- **To be done**
Reproduce all of the data word for word.

==================================================

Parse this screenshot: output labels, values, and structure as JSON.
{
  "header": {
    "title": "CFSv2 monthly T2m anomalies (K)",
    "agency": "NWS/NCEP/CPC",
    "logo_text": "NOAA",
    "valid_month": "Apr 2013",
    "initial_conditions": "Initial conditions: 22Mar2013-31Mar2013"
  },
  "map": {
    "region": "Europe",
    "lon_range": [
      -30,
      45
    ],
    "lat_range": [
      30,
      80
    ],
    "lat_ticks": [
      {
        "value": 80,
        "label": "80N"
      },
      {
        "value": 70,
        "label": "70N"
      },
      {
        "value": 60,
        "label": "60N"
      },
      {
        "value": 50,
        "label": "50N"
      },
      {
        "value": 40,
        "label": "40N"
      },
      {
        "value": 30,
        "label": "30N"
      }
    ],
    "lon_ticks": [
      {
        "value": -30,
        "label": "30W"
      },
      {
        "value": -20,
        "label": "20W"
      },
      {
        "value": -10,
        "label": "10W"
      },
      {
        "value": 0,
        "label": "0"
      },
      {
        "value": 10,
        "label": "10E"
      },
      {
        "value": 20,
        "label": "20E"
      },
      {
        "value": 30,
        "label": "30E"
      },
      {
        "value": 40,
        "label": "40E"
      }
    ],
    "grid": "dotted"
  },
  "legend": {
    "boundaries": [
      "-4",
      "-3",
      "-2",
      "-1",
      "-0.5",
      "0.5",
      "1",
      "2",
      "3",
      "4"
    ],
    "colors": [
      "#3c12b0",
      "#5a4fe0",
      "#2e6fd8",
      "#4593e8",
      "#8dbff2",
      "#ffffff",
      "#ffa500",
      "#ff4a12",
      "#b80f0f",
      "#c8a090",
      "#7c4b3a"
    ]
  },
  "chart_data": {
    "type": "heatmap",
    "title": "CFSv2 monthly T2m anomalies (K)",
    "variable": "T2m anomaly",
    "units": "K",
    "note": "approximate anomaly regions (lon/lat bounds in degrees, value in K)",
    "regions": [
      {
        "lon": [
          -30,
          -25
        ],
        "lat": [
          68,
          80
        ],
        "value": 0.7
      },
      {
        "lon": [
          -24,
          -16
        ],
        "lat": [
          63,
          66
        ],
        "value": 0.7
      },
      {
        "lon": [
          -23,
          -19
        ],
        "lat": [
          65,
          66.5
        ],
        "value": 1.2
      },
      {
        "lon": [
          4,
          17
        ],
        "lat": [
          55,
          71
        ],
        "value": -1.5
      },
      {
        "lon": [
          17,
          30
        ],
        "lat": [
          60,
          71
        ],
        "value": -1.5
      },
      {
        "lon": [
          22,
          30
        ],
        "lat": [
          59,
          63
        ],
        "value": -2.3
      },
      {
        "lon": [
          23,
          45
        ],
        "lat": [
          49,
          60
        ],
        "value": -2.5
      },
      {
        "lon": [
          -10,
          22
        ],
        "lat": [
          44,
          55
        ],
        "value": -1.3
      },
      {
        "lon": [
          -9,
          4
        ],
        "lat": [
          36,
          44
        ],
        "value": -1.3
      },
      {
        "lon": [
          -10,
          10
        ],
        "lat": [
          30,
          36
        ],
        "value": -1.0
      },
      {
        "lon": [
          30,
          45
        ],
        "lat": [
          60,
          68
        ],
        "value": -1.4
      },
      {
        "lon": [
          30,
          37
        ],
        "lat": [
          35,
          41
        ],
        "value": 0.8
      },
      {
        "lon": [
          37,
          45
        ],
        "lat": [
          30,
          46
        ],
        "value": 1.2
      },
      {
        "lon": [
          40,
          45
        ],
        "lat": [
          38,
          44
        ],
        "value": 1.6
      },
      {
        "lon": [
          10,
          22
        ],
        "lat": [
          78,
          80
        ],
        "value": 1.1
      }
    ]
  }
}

==================================================

- **Result for this exercise**
Parse this screenshot: output labels, values, and structure as JSON.
{
  "header": {
    "title": "CFSv2 monthly T2m anomalies (K)",
    "agency": "NWS/NCEP/CPC",
    "logo_text": "NOAA",
    "valid_month": "Apr 2013",
    "initial_conditions": "Initial conditions: 22Mar2013-31Mar2013"
  },
  "map": {
    "region": "Europe",
    "lon_range": [
      -30,
      45
    ],
    "lat_range": [
      30,
      80
    ],
    "lat_ticks": [
      {
        "value": 80,
        "label": "80N"
      },
      {
        "value": 70,
        "label": "70N"
      },
      {
        "value": 60,
        "label": "60N"
      },
      {
        "value": 50,
        "label": "50N"
      },
      {
        "value": 40,
        "label": "40N"
      },
      {
        "value": 30,
        "label": "30N"
      }
    ],
    "lon_ticks": [
      {
        "value": -30,
        "label": "30W"
      },
      {
        "value": -20,
        "label": "20W"
      },
      {
        "value": -10,
        "label": "10W"
      },
      {
        "value": 0,
        "label": "0"
      },
      {
        "value": 10,
        "label": "10E"
      },
      {
        "value": 20,
        "label": "20E"
      },
      {
        "value": 30,
        "label": "30E"
      },
      {
        "value": 40,
        "label": "40E"
      }
    ],
    "grid": "dotted"
  },
  "legend": {
    "boundaries": [
      "-4",
      "-3",
      "-2",
      "-1",
      "-0.5",
      "0.5",
      "1",
      "2",
      "3",
      "4"
    ],
    "colors": [
      "#3c12b0",
      "#5a4fe0",
      "#2e6fd8",
      "#4593e8",
      "#8dbff2",
      "#ffffff",
      "#ffa500",
      "#ff4a12",
      "#b80f0f",
      "#c8a090",
      "#7c4b3a"
    ]
  },
  "chart_data": {
    "type": "heatmap",
    "title": "CFSv2 monthly T2m anomalies (K)",
    "variable": "T2m anomaly",
    "units": "K",
    "note": "approximate anomaly regions (lon/lat bounds in degrees, value in K)",
    "regions": [
      {
        "lon": [
          -30,
          -25
        ],
        "lat": [
          68,
          80
        ],
        "value": 0.7
      },
      {
        "lon": [
          -24,
          -16
        ],
        "lat": [
          63,
          66
        ],
        "value": 0.7
      },
      {
        "lon": [
          -23,
          -19
        ],
        "lat": [
          65,
          66.5
        ],
        "value": 1.2
      },
      {
        "lon": [
          4,
          17
        ],
        "lat": [
          55,
          71
        ],
        "value": -1.5
      },
      {
        "lon": [
          17,
          30
        ],
        "lat": [
          60,
          71
        ],
        "value": -1.5
      },
      {
        "lon": [
          22,
          30
        ],
        "lat": [
          59,
          63
        ],
        "value": -2.3
      },
      {
        "lon": [
          23,
          45
        ],
        "lat": [
          49,
          60
        ],
        "value": -2.5
      },
      {
        "lon": [
          -10,
          22
        ],
        "lat": [
          44,
          55
        ],
        "value": -1.3
      },
      {
        "lon": [
          -9,
          4
        ],
        "lat": [
          36,
          44
        ],
        "value": -1.3
      },
      {
        "lon": [
          -10,
          10
        ],
        "lat": [
          30,
          36
        ],
        "value": -1.0
      },
      {
        "lon": [
          30,
          45
        ],
        "lat": [
          60,
          68
        ],
        "value": -1.4
      },
      {
        "lon": [
          30,
          37
        ],
        "lat": [
          35,
          41
        ],
        "value": 0.8
      },
      {
        "lon": [
          37,
          45
        ],
        "lat": [
          30,
          46
        ],
        "value": 1.2
      },
      {
        "lon": [
          40,
          45
        ],
        "lat": [
          38,
          44
        ],
        "value": 1.6
      },
      {
        "lon": [
          10,
          22
        ],
        "lat": [
          78,
          80
        ],
        "value": 1.1
      }
    ]
  }
}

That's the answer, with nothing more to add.